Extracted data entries

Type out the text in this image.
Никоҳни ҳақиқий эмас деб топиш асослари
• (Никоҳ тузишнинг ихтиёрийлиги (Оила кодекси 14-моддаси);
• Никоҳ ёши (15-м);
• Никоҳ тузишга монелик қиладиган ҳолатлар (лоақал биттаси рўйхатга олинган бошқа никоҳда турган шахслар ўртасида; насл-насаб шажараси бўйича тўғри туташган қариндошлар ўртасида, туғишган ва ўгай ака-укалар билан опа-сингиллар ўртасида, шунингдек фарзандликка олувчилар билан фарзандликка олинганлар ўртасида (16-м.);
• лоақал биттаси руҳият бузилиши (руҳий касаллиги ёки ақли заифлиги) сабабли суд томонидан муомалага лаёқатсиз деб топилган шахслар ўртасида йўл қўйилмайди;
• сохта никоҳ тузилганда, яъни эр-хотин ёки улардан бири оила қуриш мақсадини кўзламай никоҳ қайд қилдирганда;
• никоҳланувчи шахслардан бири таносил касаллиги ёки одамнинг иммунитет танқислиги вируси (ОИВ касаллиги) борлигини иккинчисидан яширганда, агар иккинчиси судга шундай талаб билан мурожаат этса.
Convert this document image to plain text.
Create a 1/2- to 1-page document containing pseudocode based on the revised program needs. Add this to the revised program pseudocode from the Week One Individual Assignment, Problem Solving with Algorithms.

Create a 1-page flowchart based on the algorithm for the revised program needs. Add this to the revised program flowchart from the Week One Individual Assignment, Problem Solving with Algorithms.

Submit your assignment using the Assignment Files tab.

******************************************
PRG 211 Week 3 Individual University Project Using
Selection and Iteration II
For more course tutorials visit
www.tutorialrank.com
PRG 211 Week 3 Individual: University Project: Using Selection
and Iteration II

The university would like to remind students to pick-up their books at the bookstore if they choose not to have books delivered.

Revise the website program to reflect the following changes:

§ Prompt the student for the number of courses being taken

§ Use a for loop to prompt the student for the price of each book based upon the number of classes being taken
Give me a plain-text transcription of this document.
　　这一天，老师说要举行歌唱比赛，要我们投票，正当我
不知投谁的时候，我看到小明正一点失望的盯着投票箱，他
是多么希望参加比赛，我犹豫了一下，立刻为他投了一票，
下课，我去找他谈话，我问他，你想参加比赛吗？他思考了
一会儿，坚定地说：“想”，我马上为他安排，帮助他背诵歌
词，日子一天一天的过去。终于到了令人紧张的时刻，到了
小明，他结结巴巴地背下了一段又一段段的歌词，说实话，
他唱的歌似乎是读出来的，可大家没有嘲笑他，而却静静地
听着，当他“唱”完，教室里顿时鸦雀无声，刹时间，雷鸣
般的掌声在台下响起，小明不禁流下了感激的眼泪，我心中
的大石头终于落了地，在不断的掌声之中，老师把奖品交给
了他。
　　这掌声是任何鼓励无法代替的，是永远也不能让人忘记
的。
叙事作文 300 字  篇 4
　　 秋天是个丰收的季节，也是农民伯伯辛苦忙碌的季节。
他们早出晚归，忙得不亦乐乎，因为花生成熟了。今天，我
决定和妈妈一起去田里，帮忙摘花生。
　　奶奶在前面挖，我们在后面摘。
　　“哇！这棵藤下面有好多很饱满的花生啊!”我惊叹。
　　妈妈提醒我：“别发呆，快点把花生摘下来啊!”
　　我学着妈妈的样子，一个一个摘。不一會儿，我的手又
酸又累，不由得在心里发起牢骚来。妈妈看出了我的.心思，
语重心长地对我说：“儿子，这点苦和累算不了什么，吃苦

Instruction → The whole listing above needs to be written out again exactly.

Complete answer →
Type out the text in this image.
Никоҳни ҳақиқий эмас деб топиш асослари
• (Никоҳ тузишнинг ихтиёрийлиги (Оила кодекси 14-моддаси);
• Никоҳ ёши (15-м);
• Никоҳ тузишга монелик қиладиган ҳолатлар (лоақал биттаси рўйхатга олинган бошқа никоҳда турган шахслар ўртасида; насл-насаб шажараси бўйича тўғри туташган қариндошлар ўртасида, туғишган ва ўгай ака-укалар билан опа-сингиллар ўртасида, шунингдек фарзандликка олувчилар билан фарзандликка олинганлар ўртасида (16-м.);
• лоақал биттаси руҳият бузилиши (руҳий касаллиги ёки ақли заифлиги) сабабли суд томонидан муомалага лаёқатсиз деб топилган шахслар ўртасида йўл қўйилмайди;
• сохта никоҳ тузилганда, яъни эр-хотин ёки улардан бири оила қуриш мақсадини кўзламай никоҳ қайд қилдирганда;
• никоҳланувчи шахслардан бири таносил касаллиги ёки одамнинг иммунитет танқислиги вируси (ОИВ касаллиги) борлигини иккинчисидан яширганда, агар иккинчиси судга шундай талаб билан мурожаат этса.
Convert this document image to plain text.
Create a 1/2- to 1-page document containing pseudocode based on the revised program needs. Add this to the revised program pseudocode from the Week One Individual Assignment, Problem Solving with Algorithms.

Create a 1-page flowchart based on the algorithm for the revised program needs. Add this to the revised program flowchart from the Week One Individual Assignment, Problem Solving with Algorithms.

Submit your assignment using the Assignment Files tab.

******************************************
PRG 211 Week 3 Individual University Project Using
Selection and Iteration II
For more course tutorials visit
www.tutorialrank.com
PRG 211 Week 3 Individual: University Project: Using Selection
and Iteration II

The university would like to remind students to pick-up their books at the bookstore if they choose not to have books delivered.

Revise the website program to reflect the following changes:

§ Prompt the student for the number of courses being taken

§ Use a for loop to prompt the student for the price of each book based upon the number of classes being taken
Give me a plain-text transcription of this document.
　　这一天，老师说要举行歌唱比赛，要我们投票，正当我
不知投谁的时候，我看到小明正一点失望的盯着投票箱，他
是多么希望参加比赛，我犹豫了一下，立刻为他投了一票，
下课，我去找他谈话，我问他，你想参加比赛吗？他思考了
一会儿，坚定地说：“想”，我马上为他安排，帮助他背诵歌
词，日子一天一天的过去。终于到了令人紧张的时刻，到了
小明，他结结巴巴地背下了一段又一段段的歌词，说实话，
他唱的歌似乎是读出来的，可大家没有嘲笑他，而却静静地
听着，当他“唱”完，教室里顿时鸦雀无声，刹时间，雷鸣
般的掌声在台下响起，小明不禁流下了感激的眼泪，我心中
的大石头终于落了地，在不断的掌声之中，老师把奖品交给
了他。
　　这掌声是任何鼓励无法代替的，是永远也不能让人忘记
的。
叙事作文 300 字  篇 4
　　 秋天是个丰收的季节，也是农民伯伯辛苦忙碌的季节。
他们早出晚归，忙得不亦乐乎，因为花生成熟了。今天，我
决定和妈妈一起去田里，帮忙摘花生。
　　奶奶在前面挖，我们在后面摘。
　　“哇！这棵藤下面有好多很饱满的花生啊!”我惊叹。
　　妈妈提醒我：“别发呆，快点把花生摘下来啊!”
　　我学着妈妈的样子，一个一个摘。不一會儿，我的手又
酸又累，不由得在心里发起牢骚来。妈妈看出了我的.心思，
语重心长地对我说：“儿子，这点苦和累算不了什么，吃苦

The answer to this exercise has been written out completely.